▶ [Exercise tasks]
1 > According to the introduction on epidemiology of vector-borne illnesses, why must the human travel aspect of disease mobility be tracked? Answer in one to three sentences.
2 > Write the next part of the introduction on epidemiology of vector-borne illnesses, picking up after its final sentence.

Assignment 3: Investigate a methodology

Geospatial Data Methods for Precise Epidemiology of Vector-borne Illnesses

Jason Deng

April 19, 2020

Introduction

Vector-borne illnesses (VBIs) continue to disproportionately plague many lower-middle / low income countries that are still developing, often unable to combat the illnesses. In 2016, Malaria alone caused an estimated 216 million clinical episodes and 445,000 deaths[1] and slowed economic growth by up to 1.3 percent a year, while requiring an estimated 12 billion dollars per year due to direct costs. Being able to employ effective disease control and elimination is crucial to being able to develop as a nation. This is the third goal of the UN’s sustainable development goals, or to “ensure healthy lives and promote well-being for all at all ages.” Thus, it is crucial that we are able to successfully control and eliminate diseases like VBIs through precise epidemiology. However, VBIs are difficult to combat due to the inherent nature of the diseases. We need to not only be able to track hotspots and coldspots of infections, but additionally how the diseases move. This aspect of human mobility presents a distinct risk that plays a huge role in how a disease can move and infect others. Depending on the incubation time of a disease, infected asymptomatic people can be unknowingly transferring the disease through typical daily interactions. As a result, it is necessary to track the human travel aspect of disease mobility. This requires accurate models to not only be able to predict the relations of various agents, such as people, environmental factors, or occupations, but also consistently up-to-date data from which to use for predictions.

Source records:
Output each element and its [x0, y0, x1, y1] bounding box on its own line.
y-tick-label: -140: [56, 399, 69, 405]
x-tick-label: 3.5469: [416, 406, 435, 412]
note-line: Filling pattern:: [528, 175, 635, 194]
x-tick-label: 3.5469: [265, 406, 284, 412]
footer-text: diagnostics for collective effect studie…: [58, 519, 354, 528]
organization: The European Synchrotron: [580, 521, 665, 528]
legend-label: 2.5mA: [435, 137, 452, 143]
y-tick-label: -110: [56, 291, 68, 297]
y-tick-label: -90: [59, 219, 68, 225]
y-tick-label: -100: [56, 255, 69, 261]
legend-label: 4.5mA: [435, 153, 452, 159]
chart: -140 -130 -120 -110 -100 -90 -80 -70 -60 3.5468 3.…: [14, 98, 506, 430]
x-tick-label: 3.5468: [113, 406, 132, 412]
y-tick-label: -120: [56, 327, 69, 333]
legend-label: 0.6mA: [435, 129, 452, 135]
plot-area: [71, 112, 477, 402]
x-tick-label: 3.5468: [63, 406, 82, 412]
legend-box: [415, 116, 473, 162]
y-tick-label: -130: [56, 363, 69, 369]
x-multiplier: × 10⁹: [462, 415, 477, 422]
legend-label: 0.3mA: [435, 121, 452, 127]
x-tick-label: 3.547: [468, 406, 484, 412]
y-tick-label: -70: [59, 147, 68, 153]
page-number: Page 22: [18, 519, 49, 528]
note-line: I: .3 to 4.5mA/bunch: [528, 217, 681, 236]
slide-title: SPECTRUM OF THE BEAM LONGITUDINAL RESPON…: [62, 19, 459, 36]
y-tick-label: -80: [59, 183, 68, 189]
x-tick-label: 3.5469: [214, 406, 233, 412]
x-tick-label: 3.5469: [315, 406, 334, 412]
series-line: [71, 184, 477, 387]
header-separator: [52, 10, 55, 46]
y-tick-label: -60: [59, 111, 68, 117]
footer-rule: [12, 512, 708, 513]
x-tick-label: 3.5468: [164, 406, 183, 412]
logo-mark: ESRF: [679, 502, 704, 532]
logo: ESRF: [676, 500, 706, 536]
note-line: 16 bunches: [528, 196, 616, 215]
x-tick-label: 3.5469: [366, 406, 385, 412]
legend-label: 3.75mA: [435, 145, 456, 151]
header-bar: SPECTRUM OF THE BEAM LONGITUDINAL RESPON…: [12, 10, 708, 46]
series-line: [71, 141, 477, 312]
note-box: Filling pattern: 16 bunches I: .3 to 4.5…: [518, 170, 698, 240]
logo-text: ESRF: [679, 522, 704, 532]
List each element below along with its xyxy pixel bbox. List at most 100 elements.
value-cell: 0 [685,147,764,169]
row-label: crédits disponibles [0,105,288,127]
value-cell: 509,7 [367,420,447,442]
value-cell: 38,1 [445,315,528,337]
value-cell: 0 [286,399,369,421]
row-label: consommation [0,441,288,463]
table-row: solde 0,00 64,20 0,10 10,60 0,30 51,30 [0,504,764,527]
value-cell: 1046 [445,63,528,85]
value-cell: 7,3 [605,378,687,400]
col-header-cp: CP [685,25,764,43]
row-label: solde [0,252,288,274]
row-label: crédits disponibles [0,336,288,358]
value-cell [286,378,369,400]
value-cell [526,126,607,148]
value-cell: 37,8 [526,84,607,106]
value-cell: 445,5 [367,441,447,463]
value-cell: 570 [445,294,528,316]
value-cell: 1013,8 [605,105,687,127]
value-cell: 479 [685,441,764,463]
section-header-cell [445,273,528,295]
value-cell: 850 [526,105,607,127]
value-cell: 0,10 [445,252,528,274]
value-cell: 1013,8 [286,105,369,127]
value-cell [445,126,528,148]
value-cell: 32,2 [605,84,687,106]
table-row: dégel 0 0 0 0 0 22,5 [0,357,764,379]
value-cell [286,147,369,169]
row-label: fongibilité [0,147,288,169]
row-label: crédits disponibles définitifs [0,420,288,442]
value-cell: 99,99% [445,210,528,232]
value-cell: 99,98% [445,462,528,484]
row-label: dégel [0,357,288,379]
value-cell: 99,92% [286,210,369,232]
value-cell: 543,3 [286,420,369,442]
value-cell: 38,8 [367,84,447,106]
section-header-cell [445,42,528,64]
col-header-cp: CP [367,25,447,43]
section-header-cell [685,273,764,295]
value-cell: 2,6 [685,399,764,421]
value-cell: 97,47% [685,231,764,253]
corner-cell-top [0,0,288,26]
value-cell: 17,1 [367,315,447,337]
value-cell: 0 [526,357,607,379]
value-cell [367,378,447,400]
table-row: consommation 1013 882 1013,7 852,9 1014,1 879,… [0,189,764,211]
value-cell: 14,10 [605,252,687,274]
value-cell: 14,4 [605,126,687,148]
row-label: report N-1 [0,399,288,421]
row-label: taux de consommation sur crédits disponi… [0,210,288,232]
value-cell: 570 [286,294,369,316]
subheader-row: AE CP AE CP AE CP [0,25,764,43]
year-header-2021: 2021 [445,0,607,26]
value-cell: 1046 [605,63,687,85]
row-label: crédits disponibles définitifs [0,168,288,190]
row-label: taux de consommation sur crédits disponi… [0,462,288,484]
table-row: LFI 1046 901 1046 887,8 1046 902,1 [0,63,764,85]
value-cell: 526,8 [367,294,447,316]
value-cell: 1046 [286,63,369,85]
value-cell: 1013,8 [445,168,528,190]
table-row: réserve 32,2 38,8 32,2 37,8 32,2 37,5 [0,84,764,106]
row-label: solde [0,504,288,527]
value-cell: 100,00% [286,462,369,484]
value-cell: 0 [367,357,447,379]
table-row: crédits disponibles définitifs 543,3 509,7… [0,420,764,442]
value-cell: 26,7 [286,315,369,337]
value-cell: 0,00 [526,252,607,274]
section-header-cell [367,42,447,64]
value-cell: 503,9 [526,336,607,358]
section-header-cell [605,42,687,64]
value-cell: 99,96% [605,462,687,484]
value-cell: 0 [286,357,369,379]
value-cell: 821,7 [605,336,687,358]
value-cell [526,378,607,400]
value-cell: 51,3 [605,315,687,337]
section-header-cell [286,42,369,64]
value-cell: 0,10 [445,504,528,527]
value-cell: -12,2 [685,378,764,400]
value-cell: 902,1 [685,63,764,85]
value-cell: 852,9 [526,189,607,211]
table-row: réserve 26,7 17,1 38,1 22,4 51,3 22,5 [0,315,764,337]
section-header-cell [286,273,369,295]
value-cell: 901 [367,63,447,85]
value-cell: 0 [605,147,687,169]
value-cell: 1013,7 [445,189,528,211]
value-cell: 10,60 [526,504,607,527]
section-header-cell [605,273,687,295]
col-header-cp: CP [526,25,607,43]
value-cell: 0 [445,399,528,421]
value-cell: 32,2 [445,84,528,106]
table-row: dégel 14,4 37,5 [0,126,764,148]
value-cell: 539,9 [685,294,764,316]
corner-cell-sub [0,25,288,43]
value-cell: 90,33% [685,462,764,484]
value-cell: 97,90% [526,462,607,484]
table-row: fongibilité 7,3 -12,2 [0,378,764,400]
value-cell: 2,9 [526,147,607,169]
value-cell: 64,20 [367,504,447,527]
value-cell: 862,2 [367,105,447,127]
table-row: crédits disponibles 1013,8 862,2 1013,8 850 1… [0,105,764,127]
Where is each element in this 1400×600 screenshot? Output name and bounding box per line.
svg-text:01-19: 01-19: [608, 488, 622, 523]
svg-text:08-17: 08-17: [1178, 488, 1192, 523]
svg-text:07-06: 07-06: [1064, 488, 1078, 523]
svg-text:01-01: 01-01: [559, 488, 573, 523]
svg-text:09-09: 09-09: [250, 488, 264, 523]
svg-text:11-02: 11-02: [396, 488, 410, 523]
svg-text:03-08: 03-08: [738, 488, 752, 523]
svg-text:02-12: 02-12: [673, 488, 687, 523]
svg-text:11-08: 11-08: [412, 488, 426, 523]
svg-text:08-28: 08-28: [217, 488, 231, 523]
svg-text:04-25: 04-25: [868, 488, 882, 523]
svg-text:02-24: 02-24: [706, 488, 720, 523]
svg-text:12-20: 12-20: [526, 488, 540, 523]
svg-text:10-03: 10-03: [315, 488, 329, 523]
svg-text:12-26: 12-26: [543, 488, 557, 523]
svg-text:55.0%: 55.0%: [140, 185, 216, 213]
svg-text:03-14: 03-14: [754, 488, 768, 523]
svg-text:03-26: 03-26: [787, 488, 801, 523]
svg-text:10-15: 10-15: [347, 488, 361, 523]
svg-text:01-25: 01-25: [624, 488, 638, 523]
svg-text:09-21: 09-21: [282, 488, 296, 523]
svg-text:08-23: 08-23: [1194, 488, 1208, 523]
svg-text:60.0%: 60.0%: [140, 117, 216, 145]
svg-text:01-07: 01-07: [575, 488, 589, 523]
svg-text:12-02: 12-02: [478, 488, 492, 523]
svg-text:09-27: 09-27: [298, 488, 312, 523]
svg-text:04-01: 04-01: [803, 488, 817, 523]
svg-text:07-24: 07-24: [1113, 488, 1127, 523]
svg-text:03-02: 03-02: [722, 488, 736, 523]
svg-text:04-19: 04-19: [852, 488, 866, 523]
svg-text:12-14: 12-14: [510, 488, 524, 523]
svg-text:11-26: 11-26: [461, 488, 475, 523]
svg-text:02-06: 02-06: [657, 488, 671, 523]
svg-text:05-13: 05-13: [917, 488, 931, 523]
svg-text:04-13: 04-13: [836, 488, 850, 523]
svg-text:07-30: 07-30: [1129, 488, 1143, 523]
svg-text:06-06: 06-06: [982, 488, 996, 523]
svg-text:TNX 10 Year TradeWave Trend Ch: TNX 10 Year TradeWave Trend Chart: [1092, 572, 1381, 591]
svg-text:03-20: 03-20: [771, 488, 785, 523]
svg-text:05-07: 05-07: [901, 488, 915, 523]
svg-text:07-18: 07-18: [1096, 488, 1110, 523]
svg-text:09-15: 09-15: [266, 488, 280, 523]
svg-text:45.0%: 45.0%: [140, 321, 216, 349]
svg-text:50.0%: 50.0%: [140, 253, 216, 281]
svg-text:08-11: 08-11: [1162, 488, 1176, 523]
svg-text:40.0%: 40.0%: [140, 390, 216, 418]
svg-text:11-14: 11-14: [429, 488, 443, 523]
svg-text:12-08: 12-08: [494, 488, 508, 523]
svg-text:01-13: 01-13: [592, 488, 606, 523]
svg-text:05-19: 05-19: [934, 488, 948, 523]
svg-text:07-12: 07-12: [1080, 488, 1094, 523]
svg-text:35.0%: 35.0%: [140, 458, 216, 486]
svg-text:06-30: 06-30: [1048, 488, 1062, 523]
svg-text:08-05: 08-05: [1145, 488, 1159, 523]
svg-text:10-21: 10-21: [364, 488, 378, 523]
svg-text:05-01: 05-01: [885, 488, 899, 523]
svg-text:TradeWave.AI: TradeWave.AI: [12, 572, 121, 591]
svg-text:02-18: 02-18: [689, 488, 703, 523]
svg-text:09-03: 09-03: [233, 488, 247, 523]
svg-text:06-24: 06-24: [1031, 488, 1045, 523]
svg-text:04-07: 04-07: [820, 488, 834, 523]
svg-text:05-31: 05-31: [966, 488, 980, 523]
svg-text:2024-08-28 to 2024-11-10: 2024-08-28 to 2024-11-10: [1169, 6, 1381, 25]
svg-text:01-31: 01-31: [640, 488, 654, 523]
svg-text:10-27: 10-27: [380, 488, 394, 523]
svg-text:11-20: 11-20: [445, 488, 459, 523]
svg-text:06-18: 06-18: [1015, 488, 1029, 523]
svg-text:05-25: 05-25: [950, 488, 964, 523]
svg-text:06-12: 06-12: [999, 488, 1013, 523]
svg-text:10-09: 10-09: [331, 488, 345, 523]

▶ [Task responses]
1 > Human mobility plays a major role in how a disease moves and infects others. Depending on a disease's incubation time, infected people without symptoms can unknowingly pass it on through ordinary daily interactions.

2 >
The models I will be looking at include a gravity model with an Empirical Bayesian Estimator (EBE) to generate an adequate model for predicting risk between different variables and the implementation of call-data records into spatial epidemiology. These methods currently are not largely being deployed into VBI research in Southeast Asian countries. My central research question will reflect off this gap, which is how can gravity models with EBE and call-data records be used to track human mobility and model the spread of vector borne illnesses for spatial epidemiology? However, I will not only be looking at how gravity models and CDRs are employed in their respective regions from the studies, but also the implications on how it can be applied in Southeast Asia in terms of spatial epidemiology.

Inquiry Type

This research question in a larger sense is explanatory as it looks to explain how vector-borne illnesses are spread in relation to human mobility in the context of spatial epidemiology with gravity models and CDRs. Being able to have precise infectious disease control requires us to “explain” how it happens at a mathematical and geospatial level, allowing for better control and elimination of VBIs. Additional questions include: What are the differences between using census data and CDR data as a means for spatial epidemiology? What factors or predictors can be used in a gravity model to accurately predict their interactions? Most importantly, how can CDRs and gravity models be used for spatial epidemiology in Southeast Asia? I plan to not only look into how CDRs and gravity models are currently being deployed in research for other countries, but also how can it be used in the SEA region where these methods are not being employed as much.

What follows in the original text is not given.